Type out the data exactly as given. Skip any image.

START Stored data

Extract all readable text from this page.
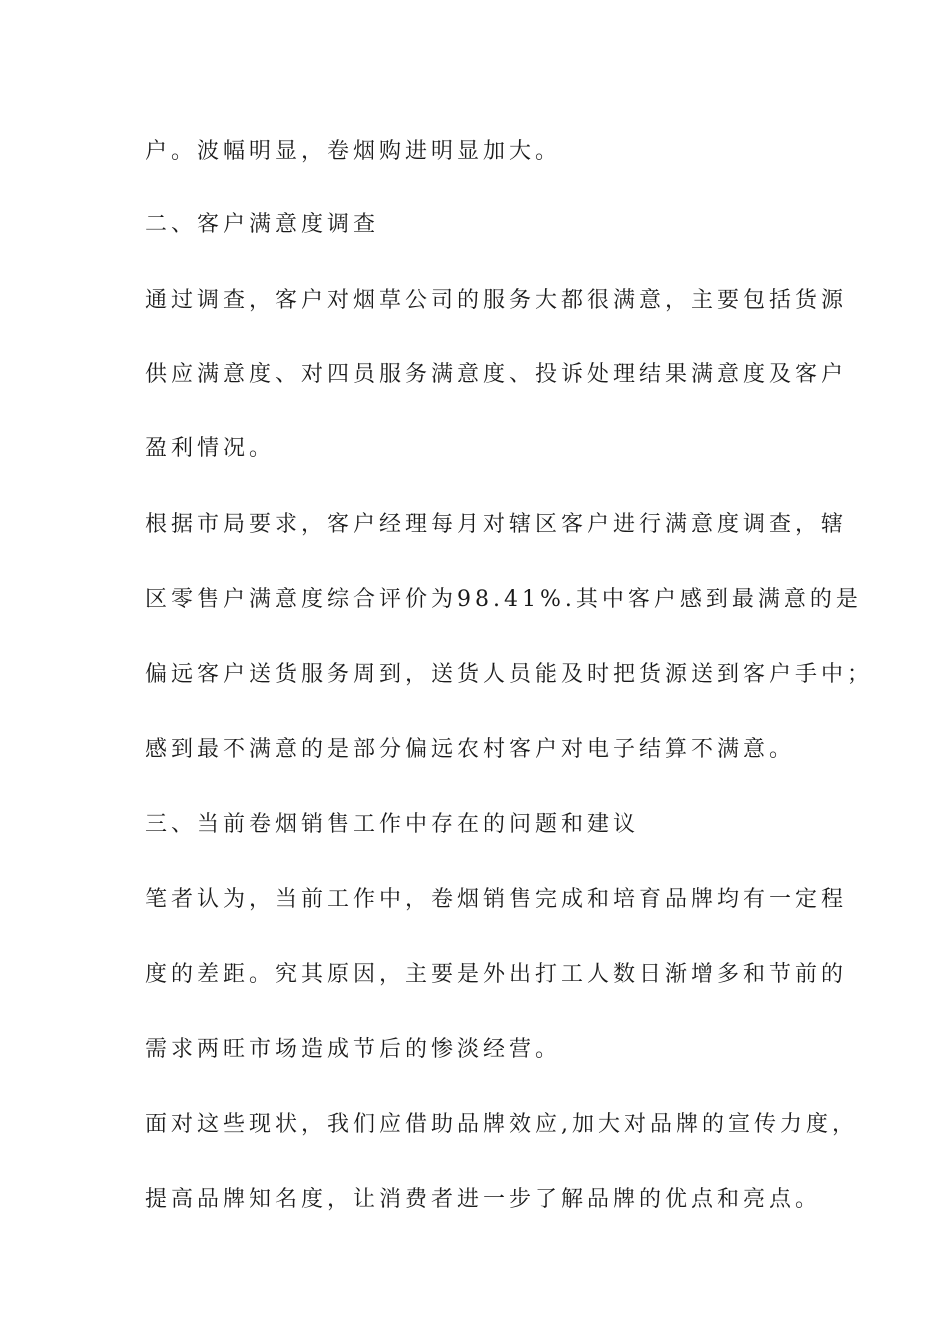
户。波幅明显，卷烟购进明显加大。
二、客户满意度调查
通过调查，客户对烟草公司的服务大都很满意，主要包括货源
供应满意度、对四员服务满意度、投诉处理结果满意度及客户
盈利情况。
根据市局要求，客户经理每月对辖区客户进行满意度调查，辖
区零售户满意度综合评价为98.41%.其中客户感到最满意的是
偏远客户送货服务周到，送货人员能及时把货源送到客户手中；
感到最不满意的是部分偏远农村客户对电子结算不满意。
三、当前卷烟销售工作中存在的问题和建议
笔者认为，当前工作中，卷烟销售完成和培育品牌均有一定程
度的差距。究其原因，主要是外出打工人数日渐增多和节前的
需求两旺市场造成节后的惨淡经营。
面对这些现状，我们应借助品牌效应,加大对品牌的宣传力度，
提高品牌知名度，让消费者进一步了解品牌的优点和亮点。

END Stored data

**Response to this task**
Extract all readable text from this page.
户。波幅明显，卷烟购进明显加大。
二、客户满意度调查
通过调查，客户对烟草公司的服务大都很满意，主要包括货源
供应满意度、对四员服务满意度、投诉处理结果满意度及客户
盈利情况。
根据市局要求，客户经理每月对辖区客户进行满意度调查，辖
区零售户满意度综合评价为98.41%.其中客户感到最满意的是
偏远客户送货服务周到，送货人员能及时把货源送到客户手中；
感到最不满意的是部分偏远农村客户对电子结算不满意。
三、当前卷烟销售工作中存在的问题和建议
笔者认为，当前工作中，卷烟销售完成和培育品牌均有一定程
度的差距。究其原因，主要是外出打工人数日渐增多和节前的
需求两旺市场造成节后的惨淡经营。
面对这些现状，我们应借助品牌效应,加大对品牌的宣传力度，
提高品牌知名度，让消费者进一步了解品牌的优点和亮点。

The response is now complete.